Rows from a figure dataset
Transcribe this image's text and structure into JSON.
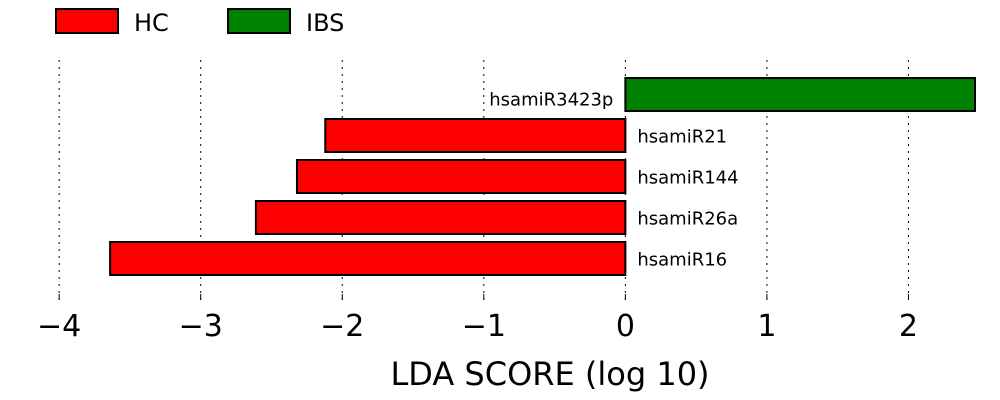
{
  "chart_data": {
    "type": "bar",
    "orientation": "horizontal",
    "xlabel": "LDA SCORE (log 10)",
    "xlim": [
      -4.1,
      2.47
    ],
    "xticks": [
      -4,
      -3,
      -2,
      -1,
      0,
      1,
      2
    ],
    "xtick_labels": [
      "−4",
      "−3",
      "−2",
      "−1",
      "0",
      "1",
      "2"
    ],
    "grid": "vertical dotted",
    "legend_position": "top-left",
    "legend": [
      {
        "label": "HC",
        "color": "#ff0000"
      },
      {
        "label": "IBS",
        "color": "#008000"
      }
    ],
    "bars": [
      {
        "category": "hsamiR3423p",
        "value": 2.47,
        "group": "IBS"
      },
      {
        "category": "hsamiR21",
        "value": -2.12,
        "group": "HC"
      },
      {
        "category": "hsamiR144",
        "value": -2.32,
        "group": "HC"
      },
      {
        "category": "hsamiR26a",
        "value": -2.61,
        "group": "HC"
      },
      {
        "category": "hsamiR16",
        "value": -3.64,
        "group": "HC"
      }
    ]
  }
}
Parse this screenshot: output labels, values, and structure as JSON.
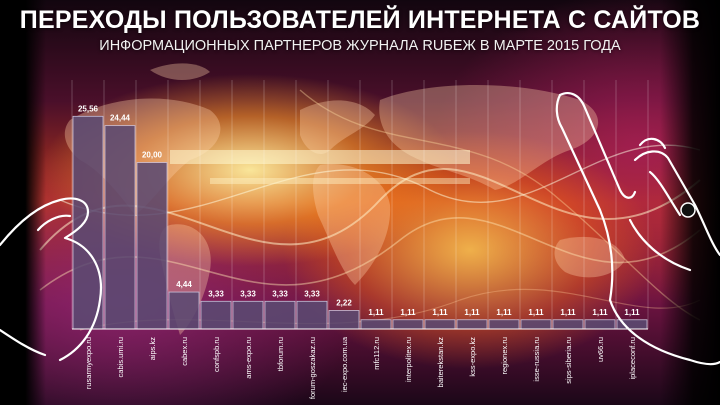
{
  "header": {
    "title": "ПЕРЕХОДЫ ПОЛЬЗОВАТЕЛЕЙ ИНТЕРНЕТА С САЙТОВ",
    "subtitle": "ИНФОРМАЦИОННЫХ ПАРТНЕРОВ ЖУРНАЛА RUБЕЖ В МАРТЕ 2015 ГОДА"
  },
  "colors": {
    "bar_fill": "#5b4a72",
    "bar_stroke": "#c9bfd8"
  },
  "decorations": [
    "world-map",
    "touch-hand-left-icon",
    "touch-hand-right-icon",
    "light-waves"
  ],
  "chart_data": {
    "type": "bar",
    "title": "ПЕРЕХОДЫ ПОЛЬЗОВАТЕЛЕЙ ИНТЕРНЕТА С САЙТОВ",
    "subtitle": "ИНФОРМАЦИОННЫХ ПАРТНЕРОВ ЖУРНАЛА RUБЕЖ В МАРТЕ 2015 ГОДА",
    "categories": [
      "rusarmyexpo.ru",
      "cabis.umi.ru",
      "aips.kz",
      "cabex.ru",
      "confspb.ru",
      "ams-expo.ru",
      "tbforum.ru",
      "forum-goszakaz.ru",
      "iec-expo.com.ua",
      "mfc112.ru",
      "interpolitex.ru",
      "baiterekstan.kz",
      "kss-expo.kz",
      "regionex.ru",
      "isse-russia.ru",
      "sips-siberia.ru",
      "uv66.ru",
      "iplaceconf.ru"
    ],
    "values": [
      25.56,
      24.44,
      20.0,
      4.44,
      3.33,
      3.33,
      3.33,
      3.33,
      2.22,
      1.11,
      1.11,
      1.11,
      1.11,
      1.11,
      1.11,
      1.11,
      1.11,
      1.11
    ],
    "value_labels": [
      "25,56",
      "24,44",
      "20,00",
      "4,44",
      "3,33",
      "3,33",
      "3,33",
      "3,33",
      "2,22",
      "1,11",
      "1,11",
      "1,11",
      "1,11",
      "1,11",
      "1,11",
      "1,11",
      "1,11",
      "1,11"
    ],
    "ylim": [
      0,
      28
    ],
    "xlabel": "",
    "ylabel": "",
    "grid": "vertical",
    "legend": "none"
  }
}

---

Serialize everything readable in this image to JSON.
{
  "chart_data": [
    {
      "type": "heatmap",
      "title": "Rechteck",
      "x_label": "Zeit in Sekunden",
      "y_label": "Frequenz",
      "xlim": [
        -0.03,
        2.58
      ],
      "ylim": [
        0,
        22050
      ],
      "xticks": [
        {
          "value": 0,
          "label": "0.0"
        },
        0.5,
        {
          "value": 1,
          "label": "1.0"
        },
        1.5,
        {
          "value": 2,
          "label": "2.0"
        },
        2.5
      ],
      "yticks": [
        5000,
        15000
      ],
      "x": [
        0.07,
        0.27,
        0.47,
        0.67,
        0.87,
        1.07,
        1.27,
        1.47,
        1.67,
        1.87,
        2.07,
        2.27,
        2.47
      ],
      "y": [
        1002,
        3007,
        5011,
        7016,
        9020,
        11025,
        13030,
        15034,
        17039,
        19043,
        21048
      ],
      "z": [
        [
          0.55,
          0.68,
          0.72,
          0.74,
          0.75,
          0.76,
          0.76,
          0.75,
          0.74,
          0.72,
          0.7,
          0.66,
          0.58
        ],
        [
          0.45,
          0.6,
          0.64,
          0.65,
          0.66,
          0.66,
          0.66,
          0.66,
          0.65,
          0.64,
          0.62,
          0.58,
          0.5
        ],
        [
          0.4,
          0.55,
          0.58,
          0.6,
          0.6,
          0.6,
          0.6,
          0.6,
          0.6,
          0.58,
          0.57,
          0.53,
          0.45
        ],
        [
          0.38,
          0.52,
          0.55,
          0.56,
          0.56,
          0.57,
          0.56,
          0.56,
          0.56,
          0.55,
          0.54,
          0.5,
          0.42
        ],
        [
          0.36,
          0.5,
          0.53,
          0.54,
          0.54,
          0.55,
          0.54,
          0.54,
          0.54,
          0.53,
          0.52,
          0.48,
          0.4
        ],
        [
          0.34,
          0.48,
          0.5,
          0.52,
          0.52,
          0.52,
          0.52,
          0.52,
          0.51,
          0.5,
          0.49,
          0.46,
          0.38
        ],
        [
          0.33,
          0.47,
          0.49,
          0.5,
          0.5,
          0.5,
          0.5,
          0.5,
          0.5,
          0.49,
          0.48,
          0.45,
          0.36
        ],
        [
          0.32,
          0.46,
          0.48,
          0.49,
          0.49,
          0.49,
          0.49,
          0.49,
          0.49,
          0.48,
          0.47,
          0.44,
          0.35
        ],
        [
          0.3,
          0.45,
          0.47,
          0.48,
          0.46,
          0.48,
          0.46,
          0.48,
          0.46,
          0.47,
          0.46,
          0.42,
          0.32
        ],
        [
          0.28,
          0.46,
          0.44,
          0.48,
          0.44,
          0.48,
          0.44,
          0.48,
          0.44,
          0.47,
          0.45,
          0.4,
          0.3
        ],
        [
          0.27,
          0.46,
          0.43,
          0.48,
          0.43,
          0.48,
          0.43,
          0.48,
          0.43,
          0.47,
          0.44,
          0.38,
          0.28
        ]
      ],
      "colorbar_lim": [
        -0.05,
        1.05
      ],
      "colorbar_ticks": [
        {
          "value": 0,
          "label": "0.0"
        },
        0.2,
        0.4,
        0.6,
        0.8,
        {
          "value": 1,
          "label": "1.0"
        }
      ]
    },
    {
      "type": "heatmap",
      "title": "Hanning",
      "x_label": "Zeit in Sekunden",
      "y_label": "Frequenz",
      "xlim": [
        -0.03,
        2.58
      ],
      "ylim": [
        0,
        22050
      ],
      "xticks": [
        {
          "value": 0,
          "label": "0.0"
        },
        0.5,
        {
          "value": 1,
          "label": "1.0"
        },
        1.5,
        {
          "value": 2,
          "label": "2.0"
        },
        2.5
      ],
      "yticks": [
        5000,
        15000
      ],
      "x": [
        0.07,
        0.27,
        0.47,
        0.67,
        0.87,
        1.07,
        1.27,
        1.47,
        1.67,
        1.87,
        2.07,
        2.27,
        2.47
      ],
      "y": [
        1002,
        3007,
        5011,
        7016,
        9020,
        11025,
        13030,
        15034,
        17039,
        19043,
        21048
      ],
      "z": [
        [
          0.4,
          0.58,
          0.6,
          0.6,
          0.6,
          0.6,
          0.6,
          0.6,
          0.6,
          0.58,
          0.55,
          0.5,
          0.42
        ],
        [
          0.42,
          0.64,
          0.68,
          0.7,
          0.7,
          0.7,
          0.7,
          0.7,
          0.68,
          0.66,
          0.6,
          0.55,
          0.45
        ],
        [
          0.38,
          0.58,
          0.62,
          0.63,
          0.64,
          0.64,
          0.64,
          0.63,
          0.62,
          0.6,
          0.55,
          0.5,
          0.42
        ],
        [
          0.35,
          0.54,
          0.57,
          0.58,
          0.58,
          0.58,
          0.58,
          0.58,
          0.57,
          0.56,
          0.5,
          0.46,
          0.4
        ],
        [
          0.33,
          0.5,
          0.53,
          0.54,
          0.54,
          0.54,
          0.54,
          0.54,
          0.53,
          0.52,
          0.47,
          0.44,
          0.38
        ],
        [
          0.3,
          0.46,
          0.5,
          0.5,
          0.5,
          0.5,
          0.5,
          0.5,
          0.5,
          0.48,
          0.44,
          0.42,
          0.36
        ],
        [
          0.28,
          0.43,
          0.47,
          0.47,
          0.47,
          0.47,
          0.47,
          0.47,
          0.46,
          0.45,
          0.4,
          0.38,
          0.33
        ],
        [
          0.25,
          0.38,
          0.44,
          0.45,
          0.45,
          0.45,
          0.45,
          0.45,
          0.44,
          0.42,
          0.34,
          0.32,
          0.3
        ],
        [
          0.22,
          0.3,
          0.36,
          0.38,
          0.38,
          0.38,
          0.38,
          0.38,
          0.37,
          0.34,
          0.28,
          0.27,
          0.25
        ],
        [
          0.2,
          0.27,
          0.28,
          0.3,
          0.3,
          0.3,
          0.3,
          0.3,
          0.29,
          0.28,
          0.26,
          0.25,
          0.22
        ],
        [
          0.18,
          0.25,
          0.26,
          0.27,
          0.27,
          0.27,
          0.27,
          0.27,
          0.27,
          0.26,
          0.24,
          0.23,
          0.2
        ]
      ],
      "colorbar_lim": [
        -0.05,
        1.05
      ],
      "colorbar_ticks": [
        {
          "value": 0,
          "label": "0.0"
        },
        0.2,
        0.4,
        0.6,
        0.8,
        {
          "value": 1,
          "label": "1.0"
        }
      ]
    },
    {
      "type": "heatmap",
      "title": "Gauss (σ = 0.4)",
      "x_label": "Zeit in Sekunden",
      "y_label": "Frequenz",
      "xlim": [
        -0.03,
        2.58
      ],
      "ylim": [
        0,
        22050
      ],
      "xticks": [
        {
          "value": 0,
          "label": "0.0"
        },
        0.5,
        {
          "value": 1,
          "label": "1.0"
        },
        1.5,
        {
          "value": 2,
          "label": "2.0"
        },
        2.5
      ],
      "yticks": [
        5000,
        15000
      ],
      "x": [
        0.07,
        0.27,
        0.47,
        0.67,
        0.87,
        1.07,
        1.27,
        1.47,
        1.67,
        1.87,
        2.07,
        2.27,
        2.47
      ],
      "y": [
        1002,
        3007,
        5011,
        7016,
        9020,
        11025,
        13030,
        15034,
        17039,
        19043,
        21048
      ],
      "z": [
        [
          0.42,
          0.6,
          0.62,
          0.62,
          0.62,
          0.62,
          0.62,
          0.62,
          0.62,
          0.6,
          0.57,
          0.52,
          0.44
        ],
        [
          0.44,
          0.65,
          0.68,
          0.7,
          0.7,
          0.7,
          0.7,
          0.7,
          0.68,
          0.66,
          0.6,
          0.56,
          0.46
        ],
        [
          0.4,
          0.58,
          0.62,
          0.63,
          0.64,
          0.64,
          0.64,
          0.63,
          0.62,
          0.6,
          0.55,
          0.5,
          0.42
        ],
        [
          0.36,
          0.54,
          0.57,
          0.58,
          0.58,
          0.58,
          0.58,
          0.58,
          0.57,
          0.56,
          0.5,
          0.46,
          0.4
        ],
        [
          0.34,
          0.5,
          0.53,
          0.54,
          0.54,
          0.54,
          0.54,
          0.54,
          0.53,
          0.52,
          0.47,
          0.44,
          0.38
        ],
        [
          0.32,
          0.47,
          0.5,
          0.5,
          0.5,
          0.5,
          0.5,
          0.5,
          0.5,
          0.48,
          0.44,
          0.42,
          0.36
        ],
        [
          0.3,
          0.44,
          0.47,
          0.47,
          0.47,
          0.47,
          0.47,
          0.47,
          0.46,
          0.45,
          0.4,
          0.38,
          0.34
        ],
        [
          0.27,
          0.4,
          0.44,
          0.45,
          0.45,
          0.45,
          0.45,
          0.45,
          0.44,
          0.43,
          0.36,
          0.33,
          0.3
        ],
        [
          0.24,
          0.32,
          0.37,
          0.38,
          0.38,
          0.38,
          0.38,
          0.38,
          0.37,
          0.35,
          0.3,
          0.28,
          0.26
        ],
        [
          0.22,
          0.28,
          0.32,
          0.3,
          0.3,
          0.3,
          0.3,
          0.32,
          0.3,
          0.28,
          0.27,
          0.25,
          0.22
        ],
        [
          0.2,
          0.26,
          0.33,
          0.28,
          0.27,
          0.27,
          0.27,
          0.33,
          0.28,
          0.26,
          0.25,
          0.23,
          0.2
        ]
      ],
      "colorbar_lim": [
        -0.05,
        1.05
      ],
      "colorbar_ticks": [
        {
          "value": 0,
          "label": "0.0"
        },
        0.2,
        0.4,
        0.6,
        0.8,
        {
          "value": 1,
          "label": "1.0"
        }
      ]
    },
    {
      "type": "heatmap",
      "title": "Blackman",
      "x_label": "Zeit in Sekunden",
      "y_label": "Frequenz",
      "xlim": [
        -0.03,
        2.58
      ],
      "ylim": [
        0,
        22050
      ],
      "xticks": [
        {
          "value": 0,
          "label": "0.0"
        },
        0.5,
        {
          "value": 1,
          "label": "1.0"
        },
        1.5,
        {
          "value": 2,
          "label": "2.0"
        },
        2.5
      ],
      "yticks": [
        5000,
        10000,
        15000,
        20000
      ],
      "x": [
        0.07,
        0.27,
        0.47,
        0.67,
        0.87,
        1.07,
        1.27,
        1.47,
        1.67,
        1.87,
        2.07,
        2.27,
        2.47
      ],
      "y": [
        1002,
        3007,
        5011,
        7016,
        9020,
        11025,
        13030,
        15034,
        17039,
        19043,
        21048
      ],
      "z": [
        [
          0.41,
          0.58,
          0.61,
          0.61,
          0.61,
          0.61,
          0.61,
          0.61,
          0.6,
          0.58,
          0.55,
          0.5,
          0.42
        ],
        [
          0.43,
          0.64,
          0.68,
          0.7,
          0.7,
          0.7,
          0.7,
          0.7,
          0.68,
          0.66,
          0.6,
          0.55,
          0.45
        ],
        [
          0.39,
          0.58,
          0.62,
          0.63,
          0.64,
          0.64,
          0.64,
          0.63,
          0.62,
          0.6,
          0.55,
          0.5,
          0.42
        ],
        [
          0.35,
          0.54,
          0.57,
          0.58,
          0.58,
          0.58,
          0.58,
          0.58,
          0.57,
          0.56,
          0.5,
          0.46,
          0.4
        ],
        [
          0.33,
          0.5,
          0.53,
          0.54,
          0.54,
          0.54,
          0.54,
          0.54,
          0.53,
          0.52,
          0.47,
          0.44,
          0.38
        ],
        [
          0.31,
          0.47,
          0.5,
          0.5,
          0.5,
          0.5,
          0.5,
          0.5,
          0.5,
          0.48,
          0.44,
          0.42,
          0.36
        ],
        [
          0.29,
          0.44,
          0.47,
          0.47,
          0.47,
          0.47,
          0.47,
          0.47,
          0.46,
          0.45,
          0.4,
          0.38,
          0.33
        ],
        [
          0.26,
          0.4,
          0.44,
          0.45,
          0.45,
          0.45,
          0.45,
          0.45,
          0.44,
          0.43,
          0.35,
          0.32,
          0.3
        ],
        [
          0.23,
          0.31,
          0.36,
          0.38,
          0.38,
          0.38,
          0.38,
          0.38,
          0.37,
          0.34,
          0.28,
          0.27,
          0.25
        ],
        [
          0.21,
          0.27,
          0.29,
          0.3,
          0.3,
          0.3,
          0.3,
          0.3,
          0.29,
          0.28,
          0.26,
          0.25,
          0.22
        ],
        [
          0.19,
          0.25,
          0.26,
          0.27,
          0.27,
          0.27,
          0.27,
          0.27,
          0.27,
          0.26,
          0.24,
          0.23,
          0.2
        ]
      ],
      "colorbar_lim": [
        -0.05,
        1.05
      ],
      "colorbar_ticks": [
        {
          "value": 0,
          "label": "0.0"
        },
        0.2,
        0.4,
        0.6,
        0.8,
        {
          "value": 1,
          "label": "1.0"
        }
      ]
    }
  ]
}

Given exercise:
Search the data for "this". Copy every matching line.

Correct result:
Transcribe this image's text and structure into JSON.
Parse this screenshot: output labels, values, and structure as JSON.
Serialize everything readable in this image to JSON.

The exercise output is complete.